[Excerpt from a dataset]
___

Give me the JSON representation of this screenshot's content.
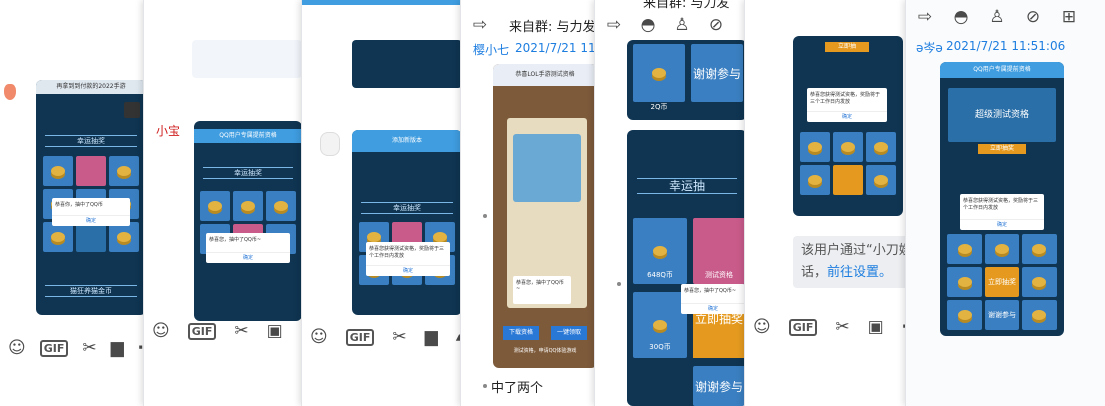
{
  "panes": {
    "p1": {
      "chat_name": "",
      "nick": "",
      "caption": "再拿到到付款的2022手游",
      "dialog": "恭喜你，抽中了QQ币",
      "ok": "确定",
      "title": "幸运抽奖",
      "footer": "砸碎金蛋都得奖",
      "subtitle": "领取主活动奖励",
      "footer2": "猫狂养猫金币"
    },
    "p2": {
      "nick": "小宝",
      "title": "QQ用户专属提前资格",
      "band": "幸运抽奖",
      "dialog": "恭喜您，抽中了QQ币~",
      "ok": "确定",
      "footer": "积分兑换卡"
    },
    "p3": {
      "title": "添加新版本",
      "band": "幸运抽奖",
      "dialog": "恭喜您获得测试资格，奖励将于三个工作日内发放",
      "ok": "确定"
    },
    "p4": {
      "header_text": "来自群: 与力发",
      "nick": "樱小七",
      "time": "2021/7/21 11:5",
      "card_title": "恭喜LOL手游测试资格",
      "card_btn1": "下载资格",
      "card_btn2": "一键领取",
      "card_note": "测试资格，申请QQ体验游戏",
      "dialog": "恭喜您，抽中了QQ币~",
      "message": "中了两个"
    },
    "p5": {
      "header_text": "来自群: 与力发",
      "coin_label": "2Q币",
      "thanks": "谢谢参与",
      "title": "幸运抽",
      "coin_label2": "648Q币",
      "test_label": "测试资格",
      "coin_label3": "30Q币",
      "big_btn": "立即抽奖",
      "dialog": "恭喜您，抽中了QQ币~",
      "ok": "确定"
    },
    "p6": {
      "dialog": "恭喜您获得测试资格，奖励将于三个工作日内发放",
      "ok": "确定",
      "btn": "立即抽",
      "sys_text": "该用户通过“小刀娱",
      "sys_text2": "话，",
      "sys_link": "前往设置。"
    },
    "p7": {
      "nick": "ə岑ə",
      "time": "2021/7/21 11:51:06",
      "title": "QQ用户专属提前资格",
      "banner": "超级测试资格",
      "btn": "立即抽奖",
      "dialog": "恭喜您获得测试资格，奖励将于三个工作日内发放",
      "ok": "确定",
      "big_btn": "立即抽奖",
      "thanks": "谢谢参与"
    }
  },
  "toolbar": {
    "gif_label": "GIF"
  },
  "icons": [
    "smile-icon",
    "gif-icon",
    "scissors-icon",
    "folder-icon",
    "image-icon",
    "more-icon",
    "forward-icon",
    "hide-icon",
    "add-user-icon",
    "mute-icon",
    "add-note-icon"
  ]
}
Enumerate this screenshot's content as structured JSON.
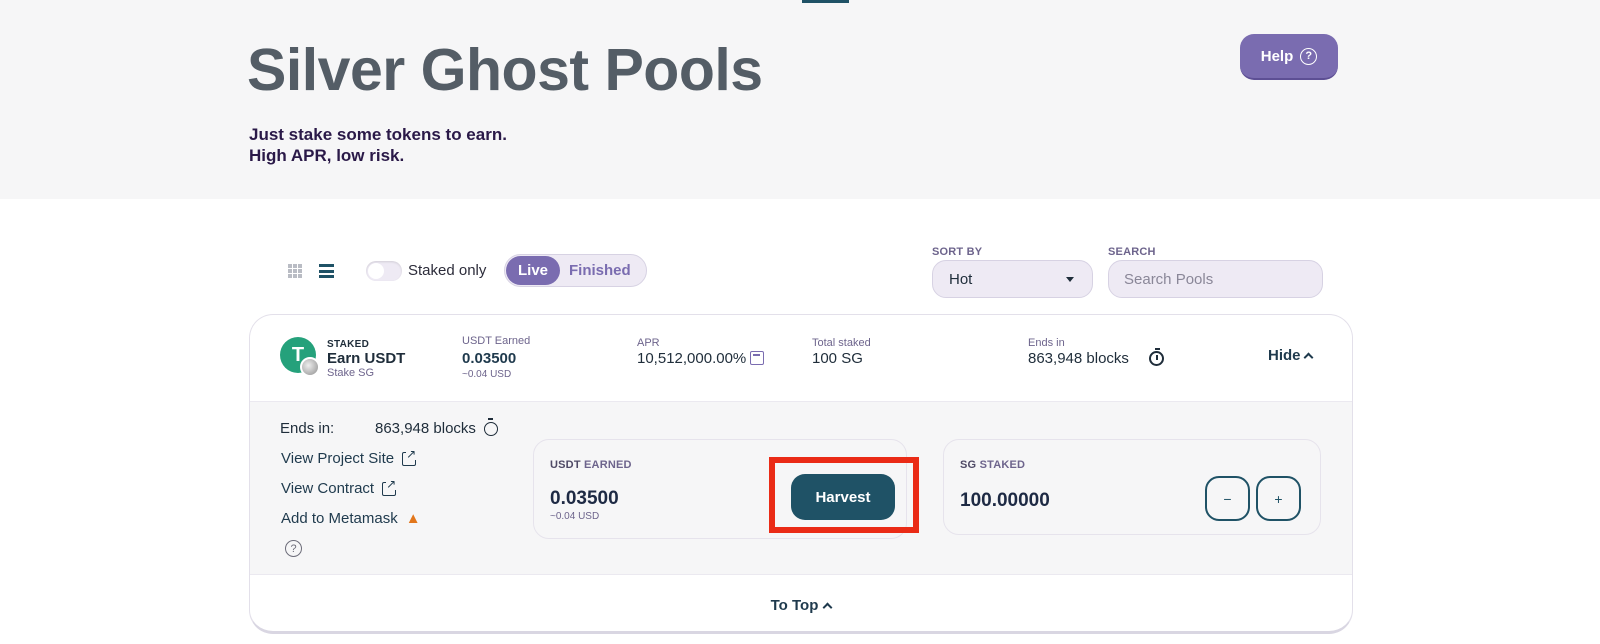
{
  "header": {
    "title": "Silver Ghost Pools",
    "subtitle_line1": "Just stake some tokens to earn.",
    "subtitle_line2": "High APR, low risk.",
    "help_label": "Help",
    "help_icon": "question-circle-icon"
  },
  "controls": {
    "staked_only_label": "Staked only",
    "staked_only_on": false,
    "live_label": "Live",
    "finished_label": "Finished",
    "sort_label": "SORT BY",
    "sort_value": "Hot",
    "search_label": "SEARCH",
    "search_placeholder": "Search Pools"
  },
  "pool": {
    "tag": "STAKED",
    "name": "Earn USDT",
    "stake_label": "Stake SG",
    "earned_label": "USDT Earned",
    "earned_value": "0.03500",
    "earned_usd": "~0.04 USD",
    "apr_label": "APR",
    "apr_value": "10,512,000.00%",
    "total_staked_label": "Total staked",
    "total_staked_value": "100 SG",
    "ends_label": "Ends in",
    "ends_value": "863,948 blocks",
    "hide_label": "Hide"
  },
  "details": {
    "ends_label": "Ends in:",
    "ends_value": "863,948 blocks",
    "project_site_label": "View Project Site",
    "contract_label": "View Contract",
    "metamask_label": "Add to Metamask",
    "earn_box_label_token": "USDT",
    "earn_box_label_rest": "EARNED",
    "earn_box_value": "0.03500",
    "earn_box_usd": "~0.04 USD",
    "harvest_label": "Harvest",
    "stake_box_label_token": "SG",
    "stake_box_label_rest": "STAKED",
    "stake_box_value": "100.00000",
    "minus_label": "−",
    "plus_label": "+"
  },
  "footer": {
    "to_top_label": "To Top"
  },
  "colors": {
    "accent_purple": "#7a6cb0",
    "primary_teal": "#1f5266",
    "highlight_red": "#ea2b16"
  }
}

___

### TASK DETAILS:
Copy out the data above exactly, except the pictures.

### ANSWER FOR THE TASK:
Give me the JSON representation of this screenshot's content.
{
  "panes": {
    "p1": {
      "chat_name": "",
      "nick": "",
      "caption": "再拿到到付款的2022手游",
      "dialog": "恭喜你，抽中了QQ币",
      "ok": "确定",
      "title": "幸运抽奖",
      "footer": "砸碎金蛋都得奖",
      "subtitle": "领取主活动奖励",
      "footer2": "猫狂养猫金币"
    },
    "p2": {
      "nick": "小宝",
      "title": "QQ用户专属提前资格",
      "band": "幸运抽奖",
      "dialog": "恭喜您，抽中了QQ币~",
      "ok": "确定",
      "footer": "积分兑换卡"
    },
    "p3": {
      "title": "添加新版本",
      "band": "幸运抽奖",
      "dialog": "恭喜您获得测试资格，奖励将于三个工作日内发放",
      "ok": "确定"
    },
    "p4": {
      "header_text": "来自群: 与力发",
      "nick": "樱小七",
      "time": "2021/7/21 11:5",
      "card_title": "恭喜LOL手游测试资格",
      "card_btn1": "下载资格",
      "card_btn2": "一键领取",
      "card_note": "测试资格，申请QQ体验游戏",
      "dialog": "恭喜您，抽中了QQ币~",
      "message": "中了两个"
    },
    "p5": {
      "header_text": "来自群: 与力发",
      "coin_label": "2Q币",
      "thanks": "谢谢参与",
      "title": "幸运抽",
      "coin_label2": "648Q币",
      "test_label": "测试资格",
      "coin_label3": "30Q币",
      "big_btn": "立即抽奖",
      "dialog": "恭喜您，抽中了QQ币~",
      "ok": "确定"
    },
    "p6": {
      "dialog": "恭喜您获得测试资格，奖励将于三个工作日内发放",
      "ok": "确定",
      "btn": "立即抽",
      "sys_text": "该用户通过“小刀娱",
      "sys_text2": "话，",
      "sys_link": "前往设置。"
    },
    "p7": {
      "nick": "ə岑ə",
      "time": "2021/7/21 11:51:06",
      "title": "QQ用户专属提前资格",
      "banner": "超级测试资格",
      "btn": "立即抽奖",
      "dialog": "恭喜您获得测试资格，奖励将于三个工作日内发放",
      "ok": "确定",
      "big_btn": "立即抽奖",
      "thanks": "谢谢参与"
    }
  },
  "toolbar": {
    "gif_label": "GIF"
  },
  "icons": [
    "smile-icon",
    "gif-icon",
    "scissors-icon",
    "folder-icon",
    "image-icon",
    "more-icon",
    "forward-icon",
    "hide-icon",
    "add-user-icon",
    "mute-icon",
    "add-note-icon"
  ]
}
Enumerate this screenshot's content as structured JSON.
{
  "header": {
    "title": "Silver Ghost Pools",
    "subtitle_line1": "Just stake some tokens to earn.",
    "subtitle_line2": "High APR, low risk.",
    "help_label": "Help",
    "help_icon": "question-circle-icon"
  },
  "controls": {
    "staked_only_label": "Staked only",
    "staked_only_on": false,
    "live_label": "Live",
    "finished_label": "Finished",
    "sort_label": "SORT BY",
    "sort_value": "Hot",
    "search_label": "SEARCH",
    "search_placeholder": "Search Pools"
  },
  "pool": {
    "tag": "STAKED",
    "name": "Earn USDT",
    "stake_label": "Stake SG",
    "earned_label": "USDT Earned",
    "earned_value": "0.03500",
    "earned_usd": "~0.04 USD",
    "apr_label": "APR",
    "apr_value": "10,512,000.00%",
    "total_staked_label": "Total staked",
    "total_staked_value": "100 SG",
    "ends_label": "Ends in",
    "ends_value": "863,948 blocks",
    "hide_label": "Hide"
  },
  "details": {
    "ends_label": "Ends in:",
    "ends_value": "863,948 blocks",
    "project_site_label": "View Project Site",
    "contract_label": "View Contract",
    "metamask_label": "Add to Metamask",
    "earn_box_label_token": "USDT",
    "earn_box_label_rest": "EARNED",
    "earn_box_value": "0.03500",
    "earn_box_usd": "~0.04 USD",
    "harvest_label": "Harvest",
    "stake_box_label_token": "SG",
    "stake_box_label_rest": "STAKED",
    "stake_box_value": "100.00000",
    "minus_label": "−",
    "plus_label": "+"
  },
  "footer": {
    "to_top_label": "To Top"
  },
  "colors": {
    "accent_purple": "#7a6cb0",
    "primary_teal": "#1f5266",
    "highlight_red": "#ea2b16"
  }
}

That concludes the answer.